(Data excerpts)
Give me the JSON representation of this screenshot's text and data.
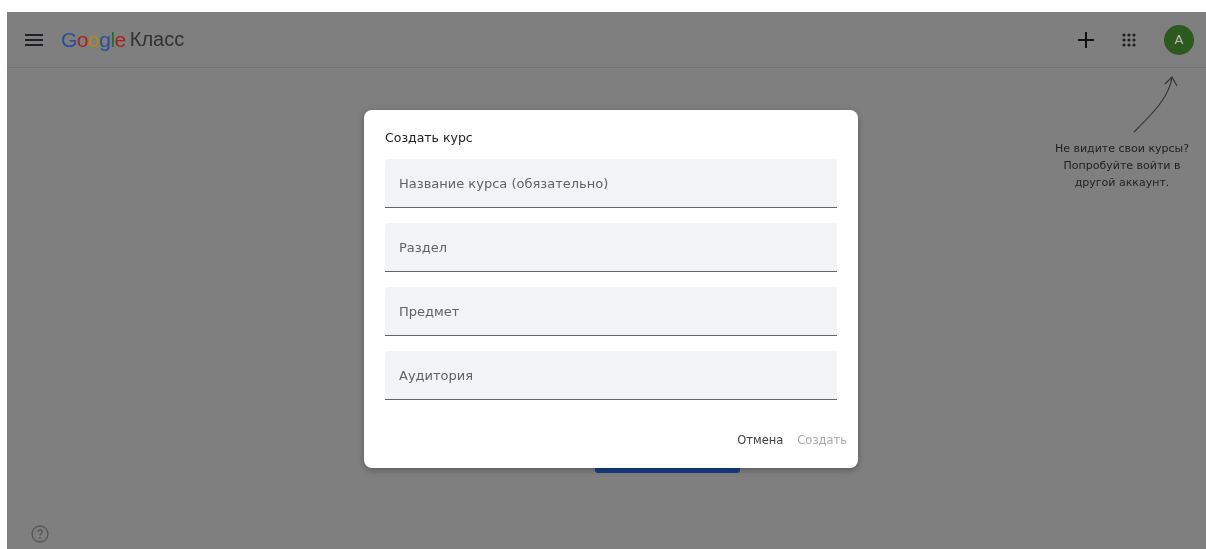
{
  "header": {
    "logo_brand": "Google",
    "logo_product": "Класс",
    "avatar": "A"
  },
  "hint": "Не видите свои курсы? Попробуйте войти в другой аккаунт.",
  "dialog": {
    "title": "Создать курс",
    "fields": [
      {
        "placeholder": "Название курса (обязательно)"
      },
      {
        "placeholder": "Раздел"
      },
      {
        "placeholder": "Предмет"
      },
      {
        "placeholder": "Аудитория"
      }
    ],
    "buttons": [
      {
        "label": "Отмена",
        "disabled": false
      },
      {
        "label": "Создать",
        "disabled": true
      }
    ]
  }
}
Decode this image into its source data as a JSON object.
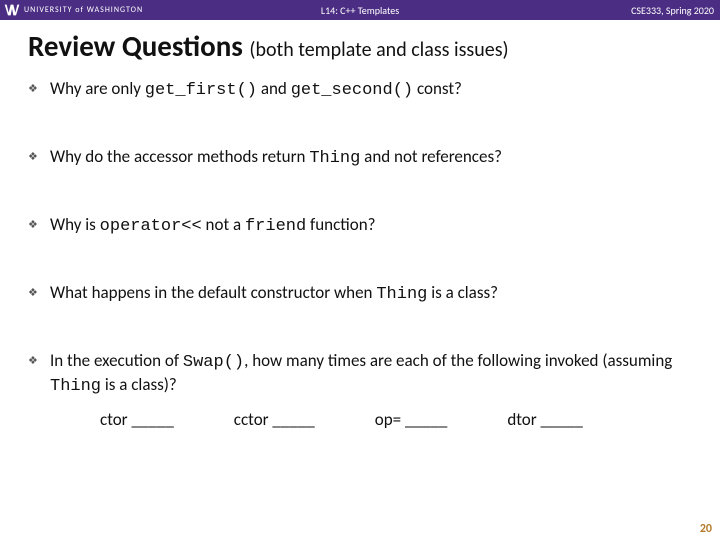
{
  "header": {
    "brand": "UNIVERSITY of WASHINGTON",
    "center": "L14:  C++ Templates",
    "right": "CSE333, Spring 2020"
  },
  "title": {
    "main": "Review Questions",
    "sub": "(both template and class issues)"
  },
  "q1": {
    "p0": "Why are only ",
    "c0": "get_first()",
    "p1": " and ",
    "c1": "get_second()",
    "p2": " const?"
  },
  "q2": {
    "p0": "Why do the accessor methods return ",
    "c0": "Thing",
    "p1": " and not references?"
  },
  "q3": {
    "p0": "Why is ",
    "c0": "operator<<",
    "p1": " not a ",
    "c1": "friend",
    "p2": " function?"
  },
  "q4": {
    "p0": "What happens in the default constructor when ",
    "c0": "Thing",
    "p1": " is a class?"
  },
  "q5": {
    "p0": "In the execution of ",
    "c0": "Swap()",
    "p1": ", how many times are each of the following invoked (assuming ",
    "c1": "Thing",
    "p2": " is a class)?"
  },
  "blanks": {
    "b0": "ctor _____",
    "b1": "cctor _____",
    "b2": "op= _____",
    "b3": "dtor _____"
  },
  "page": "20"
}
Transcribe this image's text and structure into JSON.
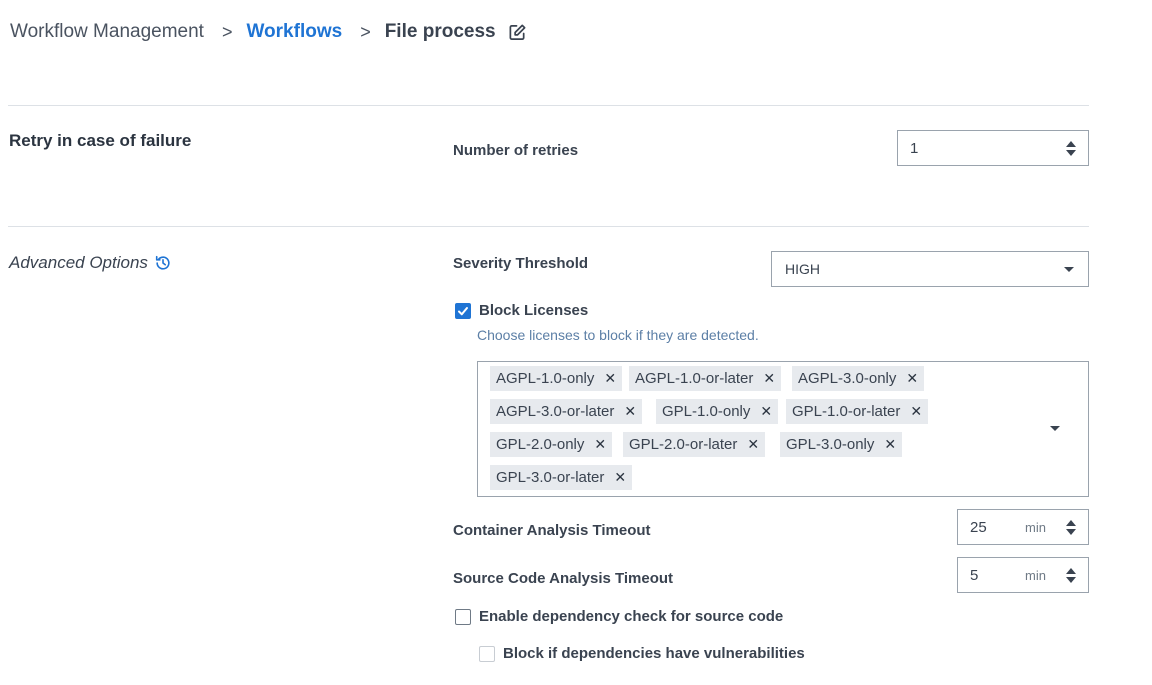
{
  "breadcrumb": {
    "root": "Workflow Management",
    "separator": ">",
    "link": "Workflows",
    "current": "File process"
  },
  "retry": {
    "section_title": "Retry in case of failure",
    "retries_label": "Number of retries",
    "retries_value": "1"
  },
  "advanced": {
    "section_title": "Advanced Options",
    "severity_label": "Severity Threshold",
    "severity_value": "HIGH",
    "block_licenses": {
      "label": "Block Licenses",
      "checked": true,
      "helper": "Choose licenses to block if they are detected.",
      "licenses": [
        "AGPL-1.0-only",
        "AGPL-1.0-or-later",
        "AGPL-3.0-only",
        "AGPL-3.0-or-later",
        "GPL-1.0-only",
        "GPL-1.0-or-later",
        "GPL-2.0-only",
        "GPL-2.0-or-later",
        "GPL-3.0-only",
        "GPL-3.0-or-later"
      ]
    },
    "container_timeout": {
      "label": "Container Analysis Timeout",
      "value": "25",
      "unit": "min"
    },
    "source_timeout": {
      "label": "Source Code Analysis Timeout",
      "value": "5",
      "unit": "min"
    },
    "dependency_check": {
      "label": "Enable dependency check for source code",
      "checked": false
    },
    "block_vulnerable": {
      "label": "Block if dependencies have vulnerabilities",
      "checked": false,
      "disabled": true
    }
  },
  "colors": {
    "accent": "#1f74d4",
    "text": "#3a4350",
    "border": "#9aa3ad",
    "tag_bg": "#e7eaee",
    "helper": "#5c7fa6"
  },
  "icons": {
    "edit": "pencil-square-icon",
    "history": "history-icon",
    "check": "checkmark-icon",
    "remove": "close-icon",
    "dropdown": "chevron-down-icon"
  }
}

Goal of the exercise. None of the pictures should appear; repeat the records exactly otherwise.

Solution to this exercise.
Give me the JSON representation of this screenshot's text and data.
{
  "header": {
    "logo_brand": "Google",
    "logo_product": "Класс",
    "avatar": "A"
  },
  "hint": "Не видите свои курсы? Попробуйте войти в другой аккаунт.",
  "dialog": {
    "title": "Создать курс",
    "fields": [
      {
        "placeholder": "Название курса (обязательно)"
      },
      {
        "placeholder": "Раздел"
      },
      {
        "placeholder": "Предмет"
      },
      {
        "placeholder": "Аудитория"
      }
    ],
    "buttons": [
      {
        "label": "Отмена",
        "disabled": false
      },
      {
        "label": "Создать",
        "disabled": true
      }
    ]
  }
}
Decode this image into its source data as a JSON object.
{
  "header": {
    "brand": "UNIVERSITY of WASHINGTON",
    "center": "L14:  C++ Templates",
    "right": "CSE333, Spring 2020"
  },
  "title": {
    "main": "Review Questions",
    "sub": "(both template and class issues)"
  },
  "q1": {
    "p0": "Why are only ",
    "c0": "get_first()",
    "p1": " and ",
    "c1": "get_second()",
    "p2": " const?"
  },
  "q2": {
    "p0": "Why do the accessor methods return ",
    "c0": "Thing",
    "p1": " and not references?"
  },
  "q3": {
    "p0": "Why is ",
    "c0": "operator<<",
    "p1": " not a ",
    "c1": "friend",
    "p2": " function?"
  },
  "q4": {
    "p0": "What happens in the default constructor when ",
    "c0": "Thing",
    "p1": " is a class?"
  },
  "q5": {
    "p0": "In the execution of ",
    "c0": "Swap()",
    "p1": ", how many times are each of the following invoked (assuming ",
    "c1": "Thing",
    "p2": " is a class)?"
  },
  "blanks": {
    "b0": "ctor _____",
    "b1": "cctor _____",
    "b2": "op= _____",
    "b3": "dtor _____"
  },
  "page": "20"
}
Transcribe this image's text and structure into JSON.
{
  "breadcrumb": {
    "root": "Workflow Management",
    "separator": ">",
    "link": "Workflows",
    "current": "File process"
  },
  "retry": {
    "section_title": "Retry in case of failure",
    "retries_label": "Number of retries",
    "retries_value": "1"
  },
  "advanced": {
    "section_title": "Advanced Options",
    "severity_label": "Severity Threshold",
    "severity_value": "HIGH",
    "block_licenses": {
      "label": "Block Licenses",
      "checked": true,
      "helper": "Choose licenses to block if they are detected.",
      "licenses": [
        "AGPL-1.0-only",
        "AGPL-1.0-or-later",
        "AGPL-3.0-only",
        "AGPL-3.0-or-later",
        "GPL-1.0-only",
        "GPL-1.0-or-later",
        "GPL-2.0-only",
        "GPL-2.0-or-later",
        "GPL-3.0-only",
        "GPL-3.0-or-later"
      ]
    },
    "container_timeout": {
      "label": "Container Analysis Timeout",
      "value": "25",
      "unit": "min"
    },
    "source_timeout": {
      "label": "Source Code Analysis Timeout",
      "value": "5",
      "unit": "min"
    },
    "dependency_check": {
      "label": "Enable dependency check for source code",
      "checked": false
    },
    "block_vulnerable": {
      "label": "Block if dependencies have vulnerabilities",
      "checked": false,
      "disabled": true
    }
  },
  "colors": {
    "accent": "#1f74d4",
    "text": "#3a4350",
    "border": "#9aa3ad",
    "tag_bg": "#e7eaee",
    "helper": "#5c7fa6"
  },
  "icons": {
    "edit": "pencil-square-icon",
    "history": "history-icon",
    "check": "checkmark-icon",
    "remove": "close-icon",
    "dropdown": "chevron-down-icon"
  }
}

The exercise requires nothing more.